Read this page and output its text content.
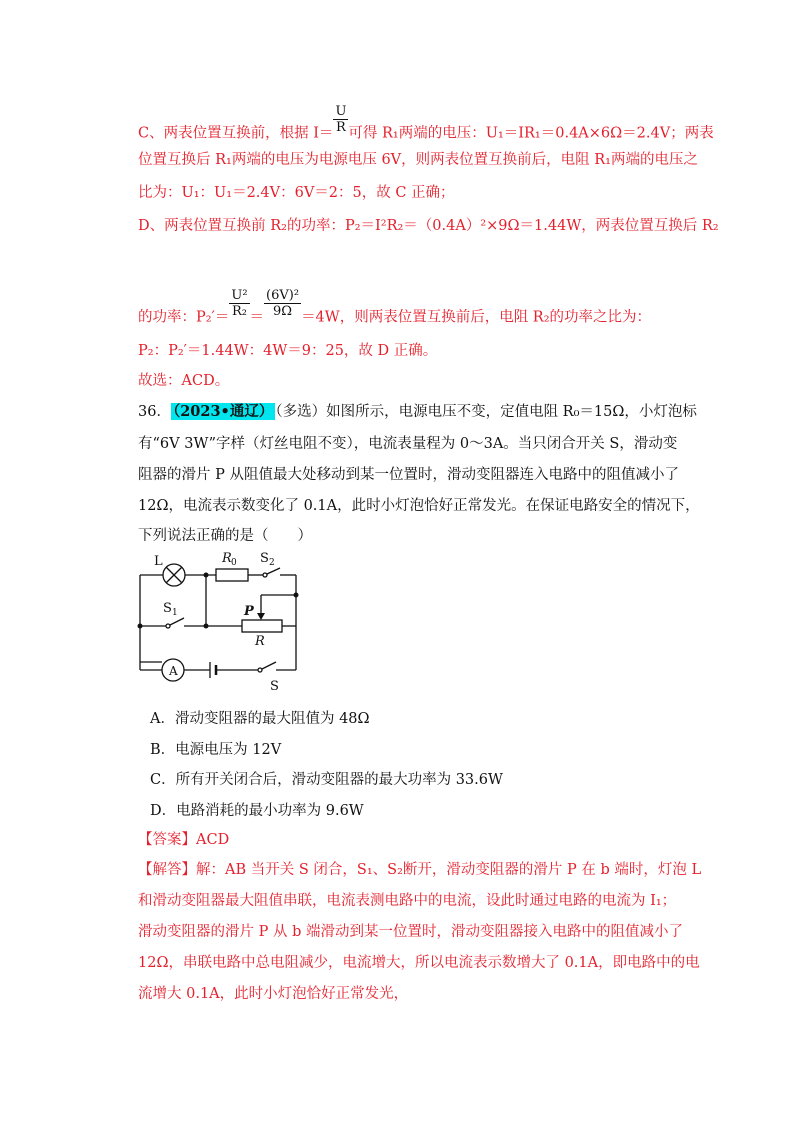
C、两表位置互换前，根据 $I= \frac{U}{R}$ 可得 R₁两端的电压：U₁＝IR₁＝0.4A×6Ω＝2.4V；两表
位置互换后 R₁两端的电压为电源电压 6V，则两表位置互换前后，电阻 R₁两端的电压之
比为：U₁：U₁＝2.4V：6V＝2：5，故 C 正确；
D、两表位置互换前 R₂的功率：P₂＝I²R₂＝（0.4A）²×9Ω＝1.44W，两表位置互换后 R₂
的功率：$P_2'= \frac{\text{U²}}{\text{R₂}} = \frac{\text{(6V)²}}{9\Omega} =4W$，则两表位置互换前后，电阻 R₂的功率之比为：
P₂：P₂′＝1.44W：4W＝9：25，故 D 正确。
故选：ACD。
36． （2023•通辽） （多选）如图所示，电源电压不变，定值电阻 R₀＝15Ω，小灯泡标
有“6V 3W”字样（灯丝电阻不变），电流表量程为 0～3A。当只闭合开关 S，滑动变
阻器的滑片 P 从阻值最大处移动到某一位置时，滑动变阻器连入电路中的阻值减小了
12Ω，电流表示数变化了 0.1A，此时小灯泡恰好正常发光。在保证电路安全的情况下，
下列说法正确的是（　　）
L	R 0 S 2
S 1	P
R
A
S
A．滑动变阻器的最大阻值为 48Ω
B．电源电压为 12V
C．所有开关闭合后，滑动变阻器的最大功率为 33.6W
D．电路消耗的最小功率为 9.6W
【答案】ACD
【解答】解：AB 当开关 S 闭合，S₁、S₂断开，滑动变阻器的滑片 P 在 b 端时，灯泡 L
和滑动变阻器最大阻值串联，电流表测电路中的电流，设此时通过电路的电流为 I₁；
滑动变阻器的滑片 P 从 b 端滑动到某一位置时，滑动变阻器接入电路中的阻值减小了
12Ω，串联电路中总电阻减少，电流增大，所以电流表示数增大了 0.1A，即电路中的电
流增大 0.1A，此时小灯泡恰好正常发光，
==============================
Given task: Report only how many lines of the listing hold the word "此时小灯泡恰好正常发光".

Exercise output: 2